---- Given data
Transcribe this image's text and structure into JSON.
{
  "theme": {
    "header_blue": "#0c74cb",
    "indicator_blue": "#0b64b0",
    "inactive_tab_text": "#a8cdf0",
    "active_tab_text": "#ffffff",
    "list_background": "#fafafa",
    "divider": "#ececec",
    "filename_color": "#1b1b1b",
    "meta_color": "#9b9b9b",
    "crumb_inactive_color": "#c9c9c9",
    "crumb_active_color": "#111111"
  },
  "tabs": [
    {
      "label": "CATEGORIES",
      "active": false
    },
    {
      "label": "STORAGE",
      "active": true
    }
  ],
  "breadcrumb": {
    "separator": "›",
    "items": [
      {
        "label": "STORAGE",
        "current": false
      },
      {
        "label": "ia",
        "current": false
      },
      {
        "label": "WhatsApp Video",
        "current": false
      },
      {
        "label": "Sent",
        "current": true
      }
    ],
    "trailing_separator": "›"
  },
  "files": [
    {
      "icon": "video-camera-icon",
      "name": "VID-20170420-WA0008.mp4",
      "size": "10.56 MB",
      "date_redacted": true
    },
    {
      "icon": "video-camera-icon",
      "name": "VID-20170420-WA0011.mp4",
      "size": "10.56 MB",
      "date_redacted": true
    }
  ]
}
--------
**Stated goal**
Repeat each of the entries above precisely as given.

**Correct answer**
Transcribe this image's text and structure into JSON.
{
  "theme": {
    "header_blue": "#0c74cb",
    "indicator_blue": "#0b64b0",
    "inactive_tab_text": "#a8cdf0",
    "active_tab_text": "#ffffff",
    "list_background": "#fafafa",
    "divider": "#ececec",
    "filename_color": "#1b1b1b",
    "meta_color": "#9b9b9b",
    "crumb_inactive_color": "#c9c9c9",
    "crumb_active_color": "#111111"
  },
  "tabs": [
    {
      "label": "CATEGORIES",
      "active": false
    },
    {
      "label": "STORAGE",
      "active": true
    }
  ],
  "breadcrumb": {
    "separator": "›",
    "items": [
      {
        "label": "STORAGE",
        "current": false
      },
      {
        "label": "ia",
        "current": false
      },
      {
        "label": "WhatsApp Video",
        "current": false
      },
      {
        "label": "Sent",
        "current": true
      }
    ],
    "trailing_separator": "›"
  },
  "files": [
    {
      "icon": "video-camera-icon",
      "name": "VID-20170420-WA0008.mp4",
      "size": "10.56 MB",
      "date_redacted": true
    },
    {
      "icon": "video-camera-icon",
      "name": "VID-20170420-WA0011.mp4",
      "size": "10.56 MB",
      "date_redacted": true
    }
  ]
}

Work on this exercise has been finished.